TASK STATEMENT | Write out, exactly as they appear, only the lines running from the line with "Output the text content of this document." to the final line of the listing; include both.

(Dataset entries)
---*---

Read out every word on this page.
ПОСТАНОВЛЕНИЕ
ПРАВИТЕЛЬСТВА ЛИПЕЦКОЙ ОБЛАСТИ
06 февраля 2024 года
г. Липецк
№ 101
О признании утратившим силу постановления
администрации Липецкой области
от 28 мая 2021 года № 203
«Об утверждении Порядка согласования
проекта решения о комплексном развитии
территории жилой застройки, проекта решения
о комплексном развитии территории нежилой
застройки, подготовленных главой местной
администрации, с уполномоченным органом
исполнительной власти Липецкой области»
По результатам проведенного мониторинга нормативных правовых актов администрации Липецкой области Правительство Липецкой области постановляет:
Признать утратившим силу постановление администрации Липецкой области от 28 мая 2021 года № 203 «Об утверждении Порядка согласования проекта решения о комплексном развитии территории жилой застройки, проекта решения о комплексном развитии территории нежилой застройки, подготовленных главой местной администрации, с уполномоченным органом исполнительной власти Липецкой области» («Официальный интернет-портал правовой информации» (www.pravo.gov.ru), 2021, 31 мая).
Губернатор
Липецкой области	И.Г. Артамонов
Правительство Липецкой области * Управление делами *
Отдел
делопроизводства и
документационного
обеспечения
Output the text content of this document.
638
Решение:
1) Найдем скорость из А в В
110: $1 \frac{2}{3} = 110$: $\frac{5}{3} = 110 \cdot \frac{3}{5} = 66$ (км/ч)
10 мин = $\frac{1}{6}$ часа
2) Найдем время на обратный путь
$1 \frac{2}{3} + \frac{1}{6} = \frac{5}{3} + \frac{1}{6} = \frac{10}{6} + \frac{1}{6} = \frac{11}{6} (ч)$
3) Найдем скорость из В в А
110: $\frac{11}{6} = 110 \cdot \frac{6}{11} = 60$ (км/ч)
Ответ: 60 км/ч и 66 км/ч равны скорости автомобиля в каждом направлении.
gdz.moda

---*---

THE REPLY |
Output the text content of this document.
638
Решение:
1) Найдем скорость из А в В
110: $1 \frac{2}{3} = 110$: $\frac{5}{3} = 110 \cdot \frac{3}{5} = 66$ (км/ч)
10 мин = $\frac{1}{6}$ часа
2) Найдем время на обратный путь
$1 \frac{2}{3} + \frac{1}{6} = \frac{5}{3} + \frac{1}{6} = \frac{10}{6} + \frac{1}{6} = \frac{11}{6} (ч)$
3) Найдем скорость из В в А
110: $\frac{11}{6} = 110 \cdot \frac{6}{11} = 60$ (км/ч)
Ответ: 60 км/ч и 66 км/ч равны скорости автомобиля в каждом направлении.
gdz.moda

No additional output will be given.